Exercise objective:
Retype all material exactly. Pictures stay out of the copy.

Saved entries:
---*---
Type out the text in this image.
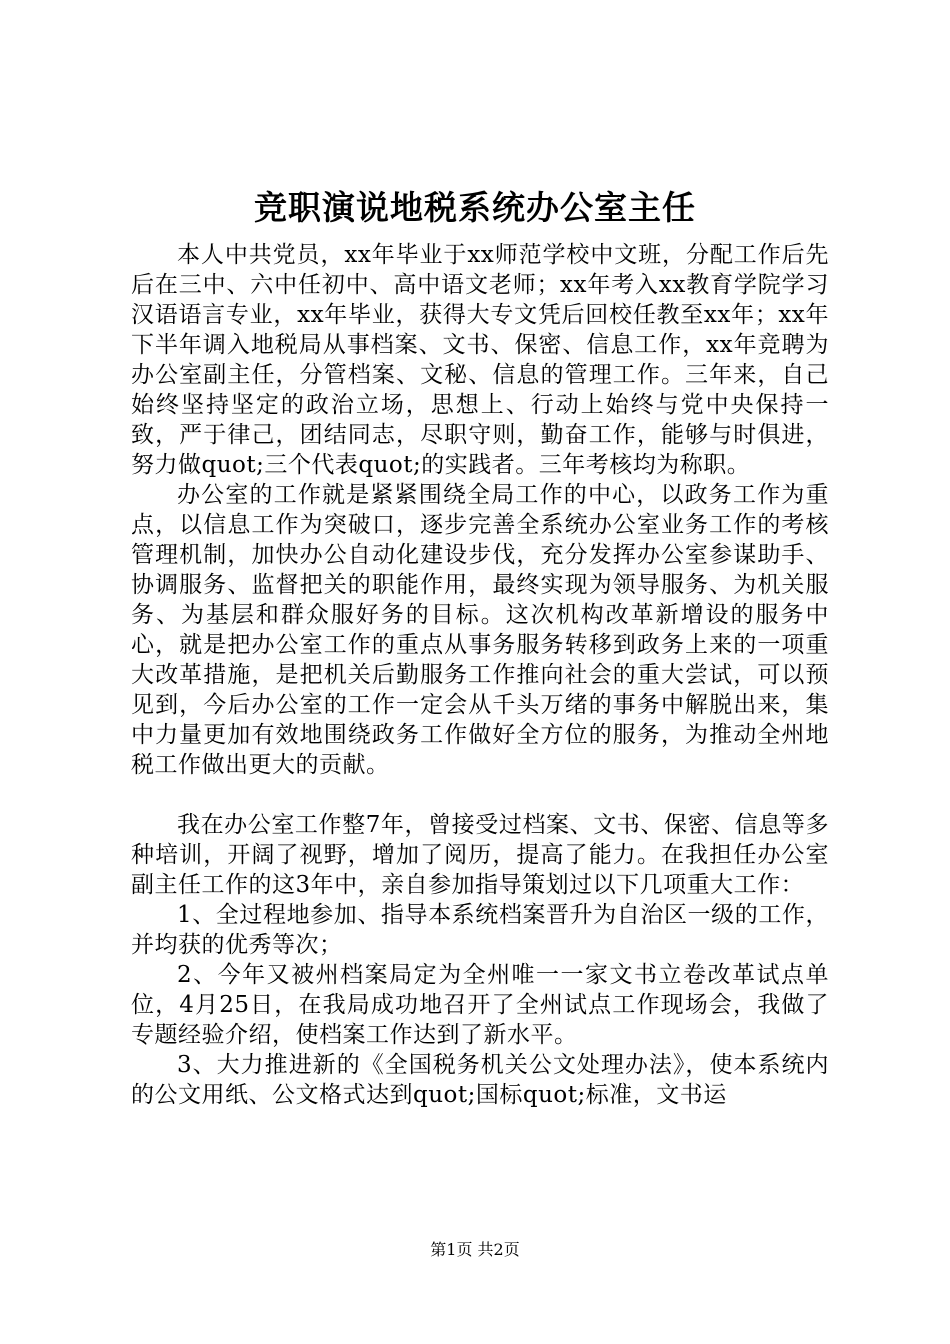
竞职演说地税系统办公室主任

本人中共党员，xx年毕业于xx师范学校中文班，分配工作后先后在三中、六中任初中、高中语文老师；xx年考入xx教育学院学习汉语语言专业，xx年毕业，获得大专文凭后回校任教至xx年；xx年下半年调入地税局从事档案、文书、保密、信息工作，xx年竞聘为办公室副主任，分管档案、文秘、信息的管理工作。三年来，自己始终坚持坚定的政治立场，思想上、行动上始终与党中央保持一致，严于律己，团结同志，尽职守则，勤奋工作，能够与时俱进，努力做quot;三个代表quot;的实践者。三年考核均为称职。

办公室的工作就是紧紧围绕全局工作的中心，以政务工作为重点，以信息工作为突破口，逐步完善全系统办公室业务工作的考核管理机制，加快办公自动化建设步伐，充分发挥办公室参谋助手、协调服务、监督把关的职能作用，最终实现为领导服务、为机关服务、为基层和群众服好务的目标。这次机构改革新增设的服务中心，就是把办公室工作的重点从事务服务转移到政务上来的一项重大改革措施，是把机关后勤服务工作推向社会的重大尝试，可以预见到，今后办公室的工作一定会从千头万绪的事务中解脱出来，集中力量更加有效地围绕政务工作做好全方位的服务，为推动全州地税工作做出更大的贡献。

我在办公室工作整7年，曾接受过档案、文书、保密、信息等多种培训，开阔了视野，增加了阅历，提高了能力。在我担任办公室副主任工作的这3年中，亲自参加指导策划过以下几项重大工作：

1、全过程地参加、指导本系统档案晋升为自治区一级的工作，并均获的优秀等次；

2、今年又被州档案局定为全州唯一一家文书立卷改革试点单位，4月25日，在我局成功地召开了全州试点工作现场会，我做了专题经验介绍，使档案工作达到了新水平。

3、大力推进新的《全国税务机关公文处理办法》，使本系统内的公文用纸、公文格式达到quot;国标quot;标准，文书运

第1页 共2页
---*---
Result:
Type out the text in this image.
竞职演说地税系统办公室主任

本人中共党员，xx年毕业于xx师范学校中文班，分配工作后先后在三中、六中任初中、高中语文老师；xx年考入xx教育学院学习汉语语言专业，xx年毕业，获得大专文凭后回校任教至xx年；xx年下半年调入地税局从事档案、文书、保密、信息工作，xx年竞聘为办公室副主任，分管档案、文秘、信息的管理工作。三年来，自己始终坚持坚定的政治立场，思想上、行动上始终与党中央保持一致，严于律己，团结同志，尽职守则，勤奋工作，能够与时俱进，努力做quot;三个代表quot;的实践者。三年考核均为称职。

办公室的工作就是紧紧围绕全局工作的中心，以政务工作为重点，以信息工作为突破口，逐步完善全系统办公室业务工作的考核管理机制，加快办公自动化建设步伐，充分发挥办公室参谋助手、协调服务、监督把关的职能作用，最终实现为领导服务、为机关服务、为基层和群众服好务的目标。这次机构改革新增设的服务中心，就是把办公室工作的重点从事务服务转移到政务上来的一项重大改革措施，是把机关后勤服务工作推向社会的重大尝试，可以预见到，今后办公室的工作一定会从千头万绪的事务中解脱出来，集中力量更加有效地围绕政务工作做好全方位的服务，为推动全州地税工作做出更大的贡献。

我在办公室工作整7年，曾接受过档案、文书、保密、信息等多种培训，开阔了视野，增加了阅历，提高了能力。在我担任办公室副主任工作的这3年中，亲自参加指导策划过以下几项重大工作：

1、全过程地参加、指导本系统档案晋升为自治区一级的工作，并均获的优秀等次；

2、今年又被州档案局定为全州唯一一家文书立卷改革试点单位，4月25日，在我局成功地召开了全州试点工作现场会，我做了专题经验介绍，使档案工作达到了新水平。

3、大力推进新的《全国税务机关公文处理办法》，使本系统内的公文用纸、公文格式达到quot;国标quot;标准，文书运

第1页 共2页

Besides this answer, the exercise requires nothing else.